EXERCISE PROMPT> Word for word, set down the listing that appears after this line.

---- EXTRACTED DATA

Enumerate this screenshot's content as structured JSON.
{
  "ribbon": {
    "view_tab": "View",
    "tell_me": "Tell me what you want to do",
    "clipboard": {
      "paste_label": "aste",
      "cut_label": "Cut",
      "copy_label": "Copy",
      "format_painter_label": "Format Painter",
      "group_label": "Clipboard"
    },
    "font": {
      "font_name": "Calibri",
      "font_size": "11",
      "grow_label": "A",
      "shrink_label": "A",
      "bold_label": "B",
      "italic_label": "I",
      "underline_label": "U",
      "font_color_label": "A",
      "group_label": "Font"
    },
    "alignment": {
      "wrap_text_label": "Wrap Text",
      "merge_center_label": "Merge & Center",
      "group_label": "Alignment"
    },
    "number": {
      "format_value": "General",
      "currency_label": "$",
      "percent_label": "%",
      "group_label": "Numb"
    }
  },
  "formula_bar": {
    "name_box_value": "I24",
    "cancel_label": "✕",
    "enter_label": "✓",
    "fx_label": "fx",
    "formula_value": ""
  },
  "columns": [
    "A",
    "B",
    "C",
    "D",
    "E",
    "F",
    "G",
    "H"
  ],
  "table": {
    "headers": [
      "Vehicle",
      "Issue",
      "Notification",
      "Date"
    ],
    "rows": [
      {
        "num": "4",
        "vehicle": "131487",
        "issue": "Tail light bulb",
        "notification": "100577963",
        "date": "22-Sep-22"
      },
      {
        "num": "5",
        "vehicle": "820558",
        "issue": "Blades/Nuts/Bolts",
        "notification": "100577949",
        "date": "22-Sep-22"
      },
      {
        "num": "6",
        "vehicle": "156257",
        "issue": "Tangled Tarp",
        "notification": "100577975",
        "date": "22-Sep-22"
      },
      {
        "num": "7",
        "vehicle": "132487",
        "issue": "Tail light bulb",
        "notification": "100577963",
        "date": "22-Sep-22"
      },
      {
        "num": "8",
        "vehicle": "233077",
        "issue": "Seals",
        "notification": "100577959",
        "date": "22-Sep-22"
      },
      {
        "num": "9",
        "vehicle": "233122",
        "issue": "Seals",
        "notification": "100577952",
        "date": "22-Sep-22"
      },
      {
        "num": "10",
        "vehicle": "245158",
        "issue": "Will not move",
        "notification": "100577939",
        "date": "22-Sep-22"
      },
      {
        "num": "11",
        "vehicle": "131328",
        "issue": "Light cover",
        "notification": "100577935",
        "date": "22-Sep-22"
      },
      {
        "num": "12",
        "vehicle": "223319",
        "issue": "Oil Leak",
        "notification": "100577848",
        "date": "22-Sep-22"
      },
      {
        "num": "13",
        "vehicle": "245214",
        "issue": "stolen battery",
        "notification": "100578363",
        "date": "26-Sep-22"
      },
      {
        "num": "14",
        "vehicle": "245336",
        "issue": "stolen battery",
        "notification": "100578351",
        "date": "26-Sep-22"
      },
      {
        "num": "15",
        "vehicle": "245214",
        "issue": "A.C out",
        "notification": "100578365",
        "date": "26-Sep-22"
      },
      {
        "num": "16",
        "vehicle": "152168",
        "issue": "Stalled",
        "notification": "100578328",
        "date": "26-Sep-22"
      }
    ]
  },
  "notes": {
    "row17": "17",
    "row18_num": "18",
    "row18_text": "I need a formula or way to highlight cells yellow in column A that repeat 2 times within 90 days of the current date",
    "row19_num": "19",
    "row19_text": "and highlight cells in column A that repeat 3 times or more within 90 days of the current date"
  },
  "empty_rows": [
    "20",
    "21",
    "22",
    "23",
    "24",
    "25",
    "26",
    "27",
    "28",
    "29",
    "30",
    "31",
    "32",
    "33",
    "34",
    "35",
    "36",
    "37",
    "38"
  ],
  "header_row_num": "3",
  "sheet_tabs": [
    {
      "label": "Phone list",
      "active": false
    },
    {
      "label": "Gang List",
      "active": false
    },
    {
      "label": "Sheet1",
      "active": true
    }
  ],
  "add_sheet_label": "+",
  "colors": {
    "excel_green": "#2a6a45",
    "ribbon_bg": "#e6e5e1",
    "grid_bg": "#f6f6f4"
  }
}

--------

YOUR RESPONSE>
Enumerate this screenshot's content as structured JSON.
{
  "ribbon": {
    "view_tab": "View",
    "tell_me": "Tell me what you want to do",
    "clipboard": {
      "paste_label": "aste",
      "cut_label": "Cut",
      "copy_label": "Copy",
      "format_painter_label": "Format Painter",
      "group_label": "Clipboard"
    },
    "font": {
      "font_name": "Calibri",
      "font_size": "11",
      "grow_label": "A",
      "shrink_label": "A",
      "bold_label": "B",
      "italic_label": "I",
      "underline_label": "U",
      "font_color_label": "A",
      "group_label": "Font"
    },
    "alignment": {
      "wrap_text_label": "Wrap Text",
      "merge_center_label": "Merge & Center",
      "group_label": "Alignment"
    },
    "number": {
      "format_value": "General",
      "currency_label": "$",
      "percent_label": "%",
      "group_label": "Numb"
    }
  },
  "formula_bar": {
    "name_box_value": "I24",
    "cancel_label": "✕",
    "enter_label": "✓",
    "fx_label": "fx",
    "formula_value": ""
  },
  "columns": [
    "A",
    "B",
    "C",
    "D",
    "E",
    "F",
    "G",
    "H"
  ],
  "table": {
    "headers": [
      "Vehicle",
      "Issue",
      "Notification",
      "Date"
    ],
    "rows": [
      {
        "num": "4",
        "vehicle": "131487",
        "issue": "Tail light bulb",
        "notification": "100577963",
        "date": "22-Sep-22"
      },
      {
        "num": "5",
        "vehicle": "820558",
        "issue": "Blades/Nuts/Bolts",
        "notification": "100577949",
        "date": "22-Sep-22"
      },
      {
        "num": "6",
        "vehicle": "156257",
        "issue": "Tangled Tarp",
        "notification": "100577975",
        "date": "22-Sep-22"
      },
      {
        "num": "7",
        "vehicle": "132487",
        "issue": "Tail light bulb",
        "notification": "100577963",
        "date": "22-Sep-22"
      },
      {
        "num": "8",
        "vehicle": "233077",
        "issue": "Seals",
        "notification": "100577959",
        "date": "22-Sep-22"
      },
      {
        "num": "9",
        "vehicle": "233122",
        "issue": "Seals",
        "notification": "100577952",
        "date": "22-Sep-22"
      },
      {
        "num": "10",
        "vehicle": "245158",
        "issue": "Will not move",
        "notification": "100577939",
        "date": "22-Sep-22"
      },
      {
        "num": "11",
        "vehicle": "131328",
        "issue": "Light cover",
        "notification": "100577935",
        "date": "22-Sep-22"
      },
      {
        "num": "12",
        "vehicle": "223319",
        "issue": "Oil Leak",
        "notification": "100577848",
        "date": "22-Sep-22"
      },
      {
        "num": "13",
        "vehicle": "245214",
        "issue": "stolen battery",
        "notification": "100578363",
        "date": "26-Sep-22"
      },
      {
        "num": "14",
        "vehicle": "245336",
        "issue": "stolen battery",
        "notification": "100578351",
        "date": "26-Sep-22"
      },
      {
        "num": "15",
        "vehicle": "245214",
        "issue": "A.C out",
        "notification": "100578365",
        "date": "26-Sep-22"
      },
      {
        "num": "16",
        "vehicle": "152168",
        "issue": "Stalled",
        "notification": "100578328",
        "date": "26-Sep-22"
      }
    ]
  },
  "notes": {
    "row17": "17",
    "row18_num": "18",
    "row18_text": "I need a formula or way to highlight cells yellow in column A that repeat 2 times within 90 days of the current date",
    "row19_num": "19",
    "row19_text": "and highlight cells in column A that repeat 3 times or more within 90 days of the current date"
  },
  "empty_rows": [
    "20",
    "21",
    "22",
    "23",
    "24",
    "25",
    "26",
    "27",
    "28",
    "29",
    "30",
    "31",
    "32",
    "33",
    "34",
    "35",
    "36",
    "37",
    "38"
  ],
  "header_row_num": "3",
  "sheet_tabs": [
    {
      "label": "Phone list",
      "active": false
    },
    {
      "label": "Gang List",
      "active": false
    },
    {
      "label": "Sheet1",
      "active": true
    }
  ],
  "add_sheet_label": "+",
  "colors": {
    "excel_green": "#2a6a45",
    "ribbon_bg": "#e6e5e1",
    "grid_bg": "#f6f6f4"
  }
}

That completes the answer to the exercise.